══ LISTED RECORDS ══

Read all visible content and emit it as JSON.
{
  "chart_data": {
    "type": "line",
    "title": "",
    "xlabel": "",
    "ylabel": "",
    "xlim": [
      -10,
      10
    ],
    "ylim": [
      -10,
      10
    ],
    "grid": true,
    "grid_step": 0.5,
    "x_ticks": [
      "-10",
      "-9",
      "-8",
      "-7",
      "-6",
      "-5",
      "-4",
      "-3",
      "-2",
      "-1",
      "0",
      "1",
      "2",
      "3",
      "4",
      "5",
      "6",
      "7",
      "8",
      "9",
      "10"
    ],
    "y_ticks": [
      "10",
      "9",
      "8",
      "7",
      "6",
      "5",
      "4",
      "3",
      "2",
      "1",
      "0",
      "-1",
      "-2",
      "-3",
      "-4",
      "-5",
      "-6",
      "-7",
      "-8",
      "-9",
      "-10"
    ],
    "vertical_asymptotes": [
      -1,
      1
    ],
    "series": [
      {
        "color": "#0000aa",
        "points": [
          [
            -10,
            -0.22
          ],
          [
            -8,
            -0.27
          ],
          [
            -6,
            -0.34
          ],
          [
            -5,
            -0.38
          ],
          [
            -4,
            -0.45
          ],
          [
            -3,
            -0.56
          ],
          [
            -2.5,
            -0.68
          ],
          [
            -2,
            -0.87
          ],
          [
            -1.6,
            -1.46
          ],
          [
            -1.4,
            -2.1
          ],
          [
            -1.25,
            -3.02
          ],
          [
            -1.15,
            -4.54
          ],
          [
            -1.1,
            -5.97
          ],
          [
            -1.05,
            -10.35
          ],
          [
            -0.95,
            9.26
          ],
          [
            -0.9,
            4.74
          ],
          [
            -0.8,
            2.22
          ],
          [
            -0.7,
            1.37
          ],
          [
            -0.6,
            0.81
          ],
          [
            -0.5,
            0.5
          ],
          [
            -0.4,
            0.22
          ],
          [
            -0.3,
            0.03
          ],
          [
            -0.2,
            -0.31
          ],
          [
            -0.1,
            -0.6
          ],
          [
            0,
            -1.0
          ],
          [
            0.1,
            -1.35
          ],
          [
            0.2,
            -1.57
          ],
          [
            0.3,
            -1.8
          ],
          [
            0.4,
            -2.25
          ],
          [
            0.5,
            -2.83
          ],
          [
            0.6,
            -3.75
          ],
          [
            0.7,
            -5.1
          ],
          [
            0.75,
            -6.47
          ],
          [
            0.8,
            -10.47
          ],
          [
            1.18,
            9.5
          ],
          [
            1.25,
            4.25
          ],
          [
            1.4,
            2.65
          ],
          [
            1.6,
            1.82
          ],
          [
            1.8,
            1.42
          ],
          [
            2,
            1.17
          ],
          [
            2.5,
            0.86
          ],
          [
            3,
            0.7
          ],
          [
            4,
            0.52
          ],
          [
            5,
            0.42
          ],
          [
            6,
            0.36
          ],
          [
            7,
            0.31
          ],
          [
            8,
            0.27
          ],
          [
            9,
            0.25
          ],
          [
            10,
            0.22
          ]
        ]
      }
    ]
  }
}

═══

* TASK TO CARRY OUT
Restate each entry exactly, skipping none.

* REPLY TO THE EXERCISE
Read all visible content and emit it as JSON.
{
  "chart_data": {
    "type": "line",
    "title": "",
    "xlabel": "",
    "ylabel": "",
    "xlim": [
      -10,
      10
    ],
    "ylim": [
      -10,
      10
    ],
    "grid": true,
    "grid_step": 0.5,
    "x_ticks": [
      "-10",
      "-9",
      "-8",
      "-7",
      "-6",
      "-5",
      "-4",
      "-3",
      "-2",
      "-1",
      "0",
      "1",
      "2",
      "3",
      "4",
      "5",
      "6",
      "7",
      "8",
      "9",
      "10"
    ],
    "y_ticks": [
      "10",
      "9",
      "8",
      "7",
      "6",
      "5",
      "4",
      "3",
      "2",
      "1",
      "0",
      "-1",
      "-2",
      "-3",
      "-4",
      "-5",
      "-6",
      "-7",
      "-8",
      "-9",
      "-10"
    ],
    "vertical_asymptotes": [
      -1,
      1
    ],
    "series": [
      {
        "color": "#0000aa",
        "points": [
          [
            -10,
            -0.22
          ],
          [
            -8,
            -0.27
          ],
          [
            -6,
            -0.34
          ],
          [
            -5,
            -0.38
          ],
          [
            -4,
            -0.45
          ],
          [
            -3,
            -0.56
          ],
          [
            -2.5,
            -0.68
          ],
          [
            -2,
            -0.87
          ],
          [
            -1.6,
            -1.46
          ],
          [
            -1.4,
            -2.1
          ],
          [
            -1.25,
            -3.02
          ],
          [
            -1.15,
            -4.54
          ],
          [
            -1.1,
            -5.97
          ],
          [
            -1.05,
            -10.35
          ],
          [
            -0.95,
            9.26
          ],
          [
            -0.9,
            4.74
          ],
          [
            -0.8,
            2.22
          ],
          [
            -0.7,
            1.37
          ],
          [
            -0.6,
            0.81
          ],
          [
            -0.5,
            0.5
          ],
          [
            -0.4,
            0.22
          ],
          [
            -0.3,
            0.03
          ],
          [
            -0.2,
            -0.31
          ],
          [
            -0.1,
            -0.6
          ],
          [
            0,
            -1.0
          ],
          [
            0.1,
            -1.35
          ],
          [
            0.2,
            -1.57
          ],
          [
            0.3,
            -1.8
          ],
          [
            0.4,
            -2.25
          ],
          [
            0.5,
            -2.83
          ],
          [
            0.6,
            -3.75
          ],
          [
            0.7,
            -5.1
          ],
          [
            0.75,
            -6.47
          ],
          [
            0.8,
            -10.47
          ],
          [
            1.18,
            9.5
          ],
          [
            1.25,
            4.25
          ],
          [
            1.4,
            2.65
          ],
          [
            1.6,
            1.82
          ],
          [
            1.8,
            1.42
          ],
          [
            2,
            1.17
          ],
          [
            2.5,
            0.86
          ],
          [
            3,
            0.7
          ],
          [
            4,
            0.52
          ],
          [
            5,
            0.42
          ],
          [
            6,
            0.36
          ],
          [
            7,
            0.31
          ],
          [
            8,
            0.27
          ],
          [
            9,
            0.25
          ],
          [
            10,
            0.22
          ]
        ]
      }
    ]
  }
}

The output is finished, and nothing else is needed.